AIM OF THE TASK =
Go through the entries below and write each one out exactly.

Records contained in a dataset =
— start —
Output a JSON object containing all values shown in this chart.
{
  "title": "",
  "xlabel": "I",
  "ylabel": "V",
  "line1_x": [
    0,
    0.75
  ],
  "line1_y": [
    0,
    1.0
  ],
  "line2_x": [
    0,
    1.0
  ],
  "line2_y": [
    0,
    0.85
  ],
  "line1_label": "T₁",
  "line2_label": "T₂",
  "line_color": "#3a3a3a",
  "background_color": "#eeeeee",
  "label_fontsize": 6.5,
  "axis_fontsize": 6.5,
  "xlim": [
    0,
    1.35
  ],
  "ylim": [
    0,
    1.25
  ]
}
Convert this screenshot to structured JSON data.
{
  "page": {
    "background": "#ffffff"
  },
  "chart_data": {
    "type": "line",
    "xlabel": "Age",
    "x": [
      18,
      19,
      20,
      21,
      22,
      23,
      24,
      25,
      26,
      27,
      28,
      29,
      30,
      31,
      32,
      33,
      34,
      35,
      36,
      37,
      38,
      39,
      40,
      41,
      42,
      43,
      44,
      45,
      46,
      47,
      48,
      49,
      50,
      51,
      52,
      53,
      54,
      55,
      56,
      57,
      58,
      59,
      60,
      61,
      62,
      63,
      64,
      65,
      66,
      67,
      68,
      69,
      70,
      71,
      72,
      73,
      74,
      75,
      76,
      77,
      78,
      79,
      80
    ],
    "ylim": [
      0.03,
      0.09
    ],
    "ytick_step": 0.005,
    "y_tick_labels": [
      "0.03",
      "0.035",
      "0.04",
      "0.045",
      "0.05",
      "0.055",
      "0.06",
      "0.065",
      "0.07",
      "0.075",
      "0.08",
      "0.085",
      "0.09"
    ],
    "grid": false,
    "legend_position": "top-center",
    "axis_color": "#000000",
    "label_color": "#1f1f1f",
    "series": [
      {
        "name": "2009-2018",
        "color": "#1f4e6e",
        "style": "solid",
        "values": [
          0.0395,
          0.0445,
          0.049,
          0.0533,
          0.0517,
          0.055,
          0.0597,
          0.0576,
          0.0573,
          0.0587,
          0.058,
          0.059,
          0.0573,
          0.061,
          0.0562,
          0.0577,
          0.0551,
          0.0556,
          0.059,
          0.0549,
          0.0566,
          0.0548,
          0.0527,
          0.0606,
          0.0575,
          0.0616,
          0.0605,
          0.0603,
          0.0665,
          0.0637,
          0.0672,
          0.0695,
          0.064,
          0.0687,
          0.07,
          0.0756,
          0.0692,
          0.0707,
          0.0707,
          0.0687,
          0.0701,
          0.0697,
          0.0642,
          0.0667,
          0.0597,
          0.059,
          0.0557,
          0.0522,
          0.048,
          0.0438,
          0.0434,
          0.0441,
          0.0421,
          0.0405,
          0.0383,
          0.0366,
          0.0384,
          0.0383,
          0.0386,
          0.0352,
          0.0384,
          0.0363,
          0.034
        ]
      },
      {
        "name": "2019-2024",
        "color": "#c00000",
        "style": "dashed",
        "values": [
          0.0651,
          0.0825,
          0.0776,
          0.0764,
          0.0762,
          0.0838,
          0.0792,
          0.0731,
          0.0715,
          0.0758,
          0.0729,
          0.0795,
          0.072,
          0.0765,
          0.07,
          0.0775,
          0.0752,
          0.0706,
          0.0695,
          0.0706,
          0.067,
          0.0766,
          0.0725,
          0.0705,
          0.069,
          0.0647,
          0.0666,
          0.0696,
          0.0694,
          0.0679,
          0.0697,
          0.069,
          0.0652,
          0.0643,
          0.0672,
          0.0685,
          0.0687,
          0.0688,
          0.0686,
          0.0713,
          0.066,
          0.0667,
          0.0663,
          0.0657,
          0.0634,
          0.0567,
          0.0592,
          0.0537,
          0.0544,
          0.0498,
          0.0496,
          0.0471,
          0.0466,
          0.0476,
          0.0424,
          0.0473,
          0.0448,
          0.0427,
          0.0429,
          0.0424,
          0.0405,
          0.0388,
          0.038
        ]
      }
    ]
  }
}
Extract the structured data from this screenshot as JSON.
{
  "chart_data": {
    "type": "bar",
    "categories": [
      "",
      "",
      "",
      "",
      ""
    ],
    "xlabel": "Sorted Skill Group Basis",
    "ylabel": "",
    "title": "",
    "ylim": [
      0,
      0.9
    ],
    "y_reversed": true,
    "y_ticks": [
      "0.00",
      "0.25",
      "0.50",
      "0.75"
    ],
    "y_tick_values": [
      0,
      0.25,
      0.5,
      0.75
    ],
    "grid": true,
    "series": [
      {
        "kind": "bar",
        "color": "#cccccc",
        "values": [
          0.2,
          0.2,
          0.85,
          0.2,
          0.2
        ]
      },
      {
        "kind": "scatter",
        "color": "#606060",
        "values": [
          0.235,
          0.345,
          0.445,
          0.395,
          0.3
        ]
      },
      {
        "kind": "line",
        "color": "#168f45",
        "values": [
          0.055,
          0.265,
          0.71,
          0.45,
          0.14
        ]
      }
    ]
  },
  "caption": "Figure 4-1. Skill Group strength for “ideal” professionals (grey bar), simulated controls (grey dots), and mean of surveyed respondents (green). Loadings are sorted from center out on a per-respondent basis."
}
— end —
RESPONSE TO THIS TASK =
Output a JSON object containing all values shown in this chart.
{
  "title": "",
  "xlabel": "I",
  "ylabel": "V",
  "line1_x": [
    0,
    0.75
  ],
  "line1_y": [
    0,
    1.0
  ],
  "line2_x": [
    0,
    1.0
  ],
  "line2_y": [
    0,
    0.85
  ],
  "line1_label": "T₁",
  "line2_label": "T₂",
  "line_color": "#3a3a3a",
  "background_color": "#eeeeee",
  "label_fontsize": 6.5,
  "axis_fontsize": 6.5,
  "xlim": [
    0,
    1.35
  ],
  "ylim": [
    0,
    1.25
  ]
}
Convert this screenshot to structured JSON data.
{
  "page": {
    "background": "#ffffff"
  },
  "chart_data": {
    "type": "line",
    "xlabel": "Age",
    "x": [
      18,
      19,
      20,
      21,
      22,
      23,
      24,
      25,
      26,
      27,
      28,
      29,
      30,
      31,
      32,
      33,
      34,
      35,
      36,
      37,
      38,
      39,
      40,
      41,
      42,
      43,
      44,
      45,
      46,
      47,
      48,
      49,
      50,
      51,
      52,
      53,
      54,
      55,
      56,
      57,
      58,
      59,
      60,
      61,
      62,
      63,
      64,
      65,
      66,
      67,
      68,
      69,
      70,
      71,
      72,
      73,
      74,
      75,
      76,
      77,
      78,
      79,
      80
    ],
    "ylim": [
      0.03,
      0.09
    ],
    "ytick_step": 0.005,
    "y_tick_labels": [
      "0.03",
      "0.035",
      "0.04",
      "0.045",
      "0.05",
      "0.055",
      "0.06",
      "0.065",
      "0.07",
      "0.075",
      "0.08",
      "0.085",
      "0.09"
    ],
    "grid": false,
    "legend_position": "top-center",
    "axis_color": "#000000",
    "label_color": "#1f1f1f",
    "series": [
      {
        "name": "2009-2018",
        "color": "#1f4e6e",
        "style": "solid",
        "values": [
          0.0395,
          0.0445,
          0.049,
          0.0533,
          0.0517,
          0.055,
          0.0597,
          0.0576,
          0.0573,
          0.0587,
          0.058,
          0.059,
          0.0573,
          0.061,
          0.0562,
          0.0577,
          0.0551,
          0.0556,
          0.059,
          0.0549,
          0.0566,
          0.0548,
          0.0527,
          0.0606,
          0.0575,
          0.0616,
          0.0605,
          0.0603,
          0.0665,
          0.0637,
          0.0672,
          0.0695,
          0.064,
          0.0687,
          0.07,
          0.0756,
          0.0692,
          0.0707,
          0.0707,
          0.0687,
          0.0701,
          0.0697,
          0.0642,
          0.0667,
          0.0597,
          0.059,
          0.0557,
          0.0522,
          0.048,
          0.0438,
          0.0434,
          0.0441,
          0.0421,
          0.0405,
          0.0383,
          0.0366,
          0.0384,
          0.0383,
          0.0386,
          0.0352,
          0.0384,
          0.0363,
          0.034
        ]
      },
      {
        "name": "2019-2024",
        "color": "#c00000",
        "style": "dashed",
        "values": [
          0.0651,
          0.0825,
          0.0776,
          0.0764,
          0.0762,
          0.0838,
          0.0792,
          0.0731,
          0.0715,
          0.0758,
          0.0729,
          0.0795,
          0.072,
          0.0765,
          0.07,
          0.0775,
          0.0752,
          0.0706,
          0.0695,
          0.0706,
          0.067,
          0.0766,
          0.0725,
          0.0705,
          0.069,
          0.0647,
          0.0666,
          0.0696,
          0.0694,
          0.0679,
          0.0697,
          0.069,
          0.0652,
          0.0643,
          0.0672,
          0.0685,
          0.0687,
          0.0688,
          0.0686,
          0.0713,
          0.066,
          0.0667,
          0.0663,
          0.0657,
          0.0634,
          0.0567,
          0.0592,
          0.0537,
          0.0544,
          0.0498,
          0.0496,
          0.0471,
          0.0466,
          0.0476,
          0.0424,
          0.0473,
          0.0448,
          0.0427,
          0.0429,
          0.0424,
          0.0405,
          0.0388,
          0.038
        ]
      }
    ]
  }
}
Extract the structured data from this screenshot as JSON.
{
  "chart_data": {
    "type": "bar",
    "categories": [
      "",
      "",
      "",
      "",
      ""
    ],
    "xlabel": "Sorted Skill Group Basis",
    "ylabel": "",
    "title": "",
    "ylim": [
      0,
      0.9
    ],
    "y_reversed": true,
    "y_ticks": [
      "0.00",
      "0.25",
      "0.50",
      "0.75"
    ],
    "y_tick_values": [
      0,
      0.25,
      0.5,
      0.75
    ],
    "grid": true,
    "series": [
      {
        "kind": "bar",
        "color": "#cccccc",
        "values": [
          0.2,
          0.2,
          0.85,
          0.2,
          0.2
        ]
      },
      {
        "kind": "scatter",
        "color": "#606060",
        "values": [
          0.235,
          0.345,
          0.445,
          0.395,
          0.3
        ]
      },
      {
        "kind": "line",
        "color": "#168f45",
        "values": [
          0.055,
          0.265,
          0.71,
          0.45,
          0.14
        ]
      }
    ]
  },
  "caption": "Figure 4-1. Skill Group strength for “ideal” professionals (grey bar), simulated controls (grey dots), and mean of surveyed respondents (green). Loadings are sorted from center out on a per-respondent basis."
}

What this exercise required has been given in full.